**Task instructions:** Extract every line that includes the string "panustada".

=== Data for processing ===

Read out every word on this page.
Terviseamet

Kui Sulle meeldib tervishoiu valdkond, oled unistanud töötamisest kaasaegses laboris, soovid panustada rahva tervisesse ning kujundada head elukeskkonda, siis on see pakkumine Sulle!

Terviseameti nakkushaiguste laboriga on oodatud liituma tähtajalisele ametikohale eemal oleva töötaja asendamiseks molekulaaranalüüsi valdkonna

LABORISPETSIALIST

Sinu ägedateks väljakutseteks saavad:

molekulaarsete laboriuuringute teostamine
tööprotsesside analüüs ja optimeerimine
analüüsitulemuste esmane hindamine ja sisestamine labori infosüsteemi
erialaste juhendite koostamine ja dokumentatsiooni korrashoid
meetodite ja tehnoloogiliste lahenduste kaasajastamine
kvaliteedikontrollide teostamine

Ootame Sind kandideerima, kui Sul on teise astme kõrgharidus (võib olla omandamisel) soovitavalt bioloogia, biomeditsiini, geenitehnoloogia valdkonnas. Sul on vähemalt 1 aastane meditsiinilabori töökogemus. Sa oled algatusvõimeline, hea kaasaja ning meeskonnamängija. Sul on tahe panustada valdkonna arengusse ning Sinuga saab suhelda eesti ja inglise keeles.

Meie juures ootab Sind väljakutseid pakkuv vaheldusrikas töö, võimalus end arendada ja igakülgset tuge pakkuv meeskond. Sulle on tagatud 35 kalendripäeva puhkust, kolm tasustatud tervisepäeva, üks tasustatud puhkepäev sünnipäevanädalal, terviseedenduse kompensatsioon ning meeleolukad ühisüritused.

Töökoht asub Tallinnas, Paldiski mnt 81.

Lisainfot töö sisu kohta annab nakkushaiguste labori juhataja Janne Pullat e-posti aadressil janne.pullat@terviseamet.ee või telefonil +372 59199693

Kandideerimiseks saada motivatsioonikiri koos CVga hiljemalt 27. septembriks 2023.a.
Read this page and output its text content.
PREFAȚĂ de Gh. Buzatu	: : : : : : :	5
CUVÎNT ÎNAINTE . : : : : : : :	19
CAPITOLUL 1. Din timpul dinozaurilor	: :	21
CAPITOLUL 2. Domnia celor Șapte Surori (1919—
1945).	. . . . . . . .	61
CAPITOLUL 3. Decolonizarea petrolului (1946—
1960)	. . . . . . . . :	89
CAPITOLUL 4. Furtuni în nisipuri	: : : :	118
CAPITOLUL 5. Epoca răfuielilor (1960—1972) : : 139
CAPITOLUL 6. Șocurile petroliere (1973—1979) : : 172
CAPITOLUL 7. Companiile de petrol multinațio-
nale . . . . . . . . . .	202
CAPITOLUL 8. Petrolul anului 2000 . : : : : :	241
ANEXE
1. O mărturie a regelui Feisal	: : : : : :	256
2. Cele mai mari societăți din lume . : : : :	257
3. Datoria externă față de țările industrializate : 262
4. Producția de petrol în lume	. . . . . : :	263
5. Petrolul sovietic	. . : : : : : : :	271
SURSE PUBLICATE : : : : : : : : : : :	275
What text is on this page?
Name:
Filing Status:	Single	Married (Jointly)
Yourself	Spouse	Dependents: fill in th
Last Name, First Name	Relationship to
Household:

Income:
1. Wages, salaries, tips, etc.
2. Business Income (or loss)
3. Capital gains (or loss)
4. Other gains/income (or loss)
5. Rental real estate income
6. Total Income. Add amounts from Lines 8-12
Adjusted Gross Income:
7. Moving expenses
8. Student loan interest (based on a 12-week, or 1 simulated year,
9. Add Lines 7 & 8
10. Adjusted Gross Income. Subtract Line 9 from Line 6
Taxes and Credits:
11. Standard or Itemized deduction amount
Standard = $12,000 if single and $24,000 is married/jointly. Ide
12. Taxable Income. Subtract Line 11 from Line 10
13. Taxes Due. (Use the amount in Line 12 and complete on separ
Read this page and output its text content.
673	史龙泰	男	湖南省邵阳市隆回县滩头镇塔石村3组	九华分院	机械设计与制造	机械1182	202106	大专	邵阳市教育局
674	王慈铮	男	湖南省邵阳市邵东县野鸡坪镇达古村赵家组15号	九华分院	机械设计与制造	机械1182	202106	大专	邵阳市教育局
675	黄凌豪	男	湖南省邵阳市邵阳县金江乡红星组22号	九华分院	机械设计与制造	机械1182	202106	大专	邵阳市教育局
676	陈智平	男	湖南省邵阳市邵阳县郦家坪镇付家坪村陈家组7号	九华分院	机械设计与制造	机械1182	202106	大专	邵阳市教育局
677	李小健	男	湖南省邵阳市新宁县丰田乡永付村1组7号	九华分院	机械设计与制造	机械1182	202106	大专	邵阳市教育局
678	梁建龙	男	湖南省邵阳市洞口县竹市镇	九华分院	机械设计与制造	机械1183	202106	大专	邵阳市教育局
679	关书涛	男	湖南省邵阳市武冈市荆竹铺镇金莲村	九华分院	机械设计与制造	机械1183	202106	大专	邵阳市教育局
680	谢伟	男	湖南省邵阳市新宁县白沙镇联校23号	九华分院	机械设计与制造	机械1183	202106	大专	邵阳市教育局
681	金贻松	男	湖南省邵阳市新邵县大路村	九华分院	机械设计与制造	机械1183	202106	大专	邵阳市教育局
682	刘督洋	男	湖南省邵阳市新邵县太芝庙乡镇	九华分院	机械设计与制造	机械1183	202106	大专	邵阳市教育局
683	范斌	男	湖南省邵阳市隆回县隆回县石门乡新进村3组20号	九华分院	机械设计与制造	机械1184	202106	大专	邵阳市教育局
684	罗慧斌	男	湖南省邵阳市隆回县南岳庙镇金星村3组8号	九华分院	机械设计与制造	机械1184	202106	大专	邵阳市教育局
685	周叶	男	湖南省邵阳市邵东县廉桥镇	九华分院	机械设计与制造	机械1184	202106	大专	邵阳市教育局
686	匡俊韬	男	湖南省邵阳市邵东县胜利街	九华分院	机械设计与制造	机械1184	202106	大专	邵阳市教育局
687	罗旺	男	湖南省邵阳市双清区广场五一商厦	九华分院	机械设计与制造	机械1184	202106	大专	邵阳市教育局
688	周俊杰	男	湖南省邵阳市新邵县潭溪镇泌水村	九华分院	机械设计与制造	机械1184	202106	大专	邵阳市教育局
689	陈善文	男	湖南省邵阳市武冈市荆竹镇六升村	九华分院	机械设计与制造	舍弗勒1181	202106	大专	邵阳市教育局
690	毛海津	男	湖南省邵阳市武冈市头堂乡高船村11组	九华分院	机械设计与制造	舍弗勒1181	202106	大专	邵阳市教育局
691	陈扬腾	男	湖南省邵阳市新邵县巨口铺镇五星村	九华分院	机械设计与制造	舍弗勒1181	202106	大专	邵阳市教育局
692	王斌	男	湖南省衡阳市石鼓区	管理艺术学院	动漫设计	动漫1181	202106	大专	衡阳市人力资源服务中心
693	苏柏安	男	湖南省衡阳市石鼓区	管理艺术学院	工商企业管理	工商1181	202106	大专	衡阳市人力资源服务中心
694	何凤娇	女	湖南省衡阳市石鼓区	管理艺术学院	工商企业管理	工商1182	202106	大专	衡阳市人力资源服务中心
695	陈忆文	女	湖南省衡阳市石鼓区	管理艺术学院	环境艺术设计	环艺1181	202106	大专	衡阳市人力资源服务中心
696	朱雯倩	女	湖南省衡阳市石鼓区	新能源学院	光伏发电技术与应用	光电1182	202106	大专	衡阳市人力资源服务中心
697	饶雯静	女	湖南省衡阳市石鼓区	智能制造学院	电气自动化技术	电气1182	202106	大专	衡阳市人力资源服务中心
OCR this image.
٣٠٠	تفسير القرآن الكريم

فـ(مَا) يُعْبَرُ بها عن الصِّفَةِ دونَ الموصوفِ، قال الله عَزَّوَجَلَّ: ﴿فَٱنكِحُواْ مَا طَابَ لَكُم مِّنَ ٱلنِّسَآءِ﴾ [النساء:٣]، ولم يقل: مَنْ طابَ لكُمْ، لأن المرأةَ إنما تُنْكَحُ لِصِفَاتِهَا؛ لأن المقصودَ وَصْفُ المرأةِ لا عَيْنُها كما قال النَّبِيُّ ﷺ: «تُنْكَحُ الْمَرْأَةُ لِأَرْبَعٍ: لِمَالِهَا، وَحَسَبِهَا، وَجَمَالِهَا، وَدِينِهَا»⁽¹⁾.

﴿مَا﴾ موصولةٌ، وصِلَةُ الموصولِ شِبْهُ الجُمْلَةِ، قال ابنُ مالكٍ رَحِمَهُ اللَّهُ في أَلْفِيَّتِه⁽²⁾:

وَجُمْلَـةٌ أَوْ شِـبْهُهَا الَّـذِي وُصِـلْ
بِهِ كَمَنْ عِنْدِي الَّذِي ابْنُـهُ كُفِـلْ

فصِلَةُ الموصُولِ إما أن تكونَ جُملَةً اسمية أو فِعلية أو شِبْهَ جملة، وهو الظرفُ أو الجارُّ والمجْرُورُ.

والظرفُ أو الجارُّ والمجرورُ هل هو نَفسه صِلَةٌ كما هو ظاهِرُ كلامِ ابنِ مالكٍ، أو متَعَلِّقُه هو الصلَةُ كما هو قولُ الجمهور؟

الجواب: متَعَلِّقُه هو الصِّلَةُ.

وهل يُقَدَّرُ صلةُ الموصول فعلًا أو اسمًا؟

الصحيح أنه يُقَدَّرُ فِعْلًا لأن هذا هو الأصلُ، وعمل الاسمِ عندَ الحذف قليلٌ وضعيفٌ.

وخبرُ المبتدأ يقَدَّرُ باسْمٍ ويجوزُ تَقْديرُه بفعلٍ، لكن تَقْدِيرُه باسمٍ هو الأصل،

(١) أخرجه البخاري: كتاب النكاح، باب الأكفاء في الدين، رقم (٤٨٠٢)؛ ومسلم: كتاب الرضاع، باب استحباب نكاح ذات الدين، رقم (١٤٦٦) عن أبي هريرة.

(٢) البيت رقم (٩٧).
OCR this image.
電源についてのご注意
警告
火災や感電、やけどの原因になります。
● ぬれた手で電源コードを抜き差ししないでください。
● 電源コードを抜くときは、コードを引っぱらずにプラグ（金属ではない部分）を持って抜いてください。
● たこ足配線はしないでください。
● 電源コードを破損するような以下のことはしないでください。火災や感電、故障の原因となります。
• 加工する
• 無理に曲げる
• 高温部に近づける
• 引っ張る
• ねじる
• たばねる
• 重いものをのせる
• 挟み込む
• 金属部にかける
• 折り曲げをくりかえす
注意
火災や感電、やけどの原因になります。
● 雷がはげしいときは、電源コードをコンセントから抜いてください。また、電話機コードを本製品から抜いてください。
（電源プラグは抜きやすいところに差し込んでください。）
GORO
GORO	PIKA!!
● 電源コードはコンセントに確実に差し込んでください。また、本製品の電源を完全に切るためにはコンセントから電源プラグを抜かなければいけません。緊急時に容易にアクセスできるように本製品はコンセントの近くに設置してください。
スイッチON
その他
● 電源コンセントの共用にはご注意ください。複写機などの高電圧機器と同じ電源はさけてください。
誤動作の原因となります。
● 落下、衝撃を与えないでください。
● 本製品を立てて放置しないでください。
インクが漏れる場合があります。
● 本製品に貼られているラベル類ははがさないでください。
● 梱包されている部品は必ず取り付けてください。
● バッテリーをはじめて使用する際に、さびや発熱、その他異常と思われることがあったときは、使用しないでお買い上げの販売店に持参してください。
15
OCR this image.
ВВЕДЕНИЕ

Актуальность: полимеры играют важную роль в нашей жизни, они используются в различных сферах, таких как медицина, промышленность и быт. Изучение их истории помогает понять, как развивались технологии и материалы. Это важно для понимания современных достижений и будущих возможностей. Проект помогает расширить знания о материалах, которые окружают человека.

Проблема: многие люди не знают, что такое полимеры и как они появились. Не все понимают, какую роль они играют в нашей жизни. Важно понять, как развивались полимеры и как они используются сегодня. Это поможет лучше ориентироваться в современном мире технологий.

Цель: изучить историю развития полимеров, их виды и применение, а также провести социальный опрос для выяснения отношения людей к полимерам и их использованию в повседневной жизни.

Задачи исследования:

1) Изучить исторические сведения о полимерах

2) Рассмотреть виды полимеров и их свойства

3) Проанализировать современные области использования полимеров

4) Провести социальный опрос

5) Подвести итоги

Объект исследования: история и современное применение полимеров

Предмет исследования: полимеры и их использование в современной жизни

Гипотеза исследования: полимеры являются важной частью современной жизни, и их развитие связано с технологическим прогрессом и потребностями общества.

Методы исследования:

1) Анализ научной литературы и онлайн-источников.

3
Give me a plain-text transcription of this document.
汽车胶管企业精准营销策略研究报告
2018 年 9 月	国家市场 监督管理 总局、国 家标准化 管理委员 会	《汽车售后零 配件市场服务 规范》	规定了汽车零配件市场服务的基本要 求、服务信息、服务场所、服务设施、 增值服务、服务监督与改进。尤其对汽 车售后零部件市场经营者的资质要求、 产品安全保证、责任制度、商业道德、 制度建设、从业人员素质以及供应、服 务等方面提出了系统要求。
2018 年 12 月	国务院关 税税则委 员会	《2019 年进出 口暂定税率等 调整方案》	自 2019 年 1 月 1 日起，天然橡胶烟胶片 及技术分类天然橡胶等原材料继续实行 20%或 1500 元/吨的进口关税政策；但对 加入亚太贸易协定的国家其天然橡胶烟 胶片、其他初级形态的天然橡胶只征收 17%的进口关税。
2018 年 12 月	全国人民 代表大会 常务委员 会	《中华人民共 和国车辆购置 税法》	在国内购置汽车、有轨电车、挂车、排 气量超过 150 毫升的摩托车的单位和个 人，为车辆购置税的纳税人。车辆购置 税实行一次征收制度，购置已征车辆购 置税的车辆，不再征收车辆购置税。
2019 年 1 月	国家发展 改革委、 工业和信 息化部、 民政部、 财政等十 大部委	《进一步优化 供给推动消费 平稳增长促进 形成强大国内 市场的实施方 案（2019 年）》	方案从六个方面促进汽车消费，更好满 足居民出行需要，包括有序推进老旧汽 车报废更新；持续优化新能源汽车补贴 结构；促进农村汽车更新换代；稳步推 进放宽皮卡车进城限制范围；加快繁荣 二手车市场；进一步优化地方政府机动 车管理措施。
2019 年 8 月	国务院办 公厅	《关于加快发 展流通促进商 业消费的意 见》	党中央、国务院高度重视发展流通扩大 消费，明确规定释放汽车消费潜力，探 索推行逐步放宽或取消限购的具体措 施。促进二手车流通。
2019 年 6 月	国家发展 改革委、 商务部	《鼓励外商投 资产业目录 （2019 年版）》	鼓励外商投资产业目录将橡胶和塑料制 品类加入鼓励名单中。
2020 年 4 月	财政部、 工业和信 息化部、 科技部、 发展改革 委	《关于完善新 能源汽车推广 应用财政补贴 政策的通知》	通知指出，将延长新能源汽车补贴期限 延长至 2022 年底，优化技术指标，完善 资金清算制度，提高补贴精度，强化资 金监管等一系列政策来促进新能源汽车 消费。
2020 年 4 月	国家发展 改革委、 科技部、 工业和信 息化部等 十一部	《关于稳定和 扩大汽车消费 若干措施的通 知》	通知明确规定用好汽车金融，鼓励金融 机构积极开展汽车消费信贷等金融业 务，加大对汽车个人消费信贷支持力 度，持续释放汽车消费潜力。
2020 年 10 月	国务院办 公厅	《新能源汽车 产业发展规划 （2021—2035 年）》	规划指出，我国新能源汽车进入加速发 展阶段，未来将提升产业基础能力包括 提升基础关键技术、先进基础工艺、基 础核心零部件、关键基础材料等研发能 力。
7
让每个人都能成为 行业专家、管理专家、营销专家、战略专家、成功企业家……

===

**The completed task:**
Kui Sulle meeldib tervishoiu valdkond, oled unistanud töötamisest kaasaegses laboris, soovid panustada rahva tervisesse ning kujundada head elukeskkonda, siis on see pakkumine Sulle!
Ootame Sind kandideerima, kui Sul on teise astme kõrgharidus (võib olla omandamisel) soovitavalt bioloogia, biomeditsiini, geenitehnoloogia valdkonnas. Sul on vähemalt 1 aastane meditsiinilabori töökogemus. Sa oled algatusvõimeline, hea kaasaja ning meeskonnamängija. Sul on tahe panustada valdkonna arengusse ning Sinuga saab suhelda eesti ja inglise keeles.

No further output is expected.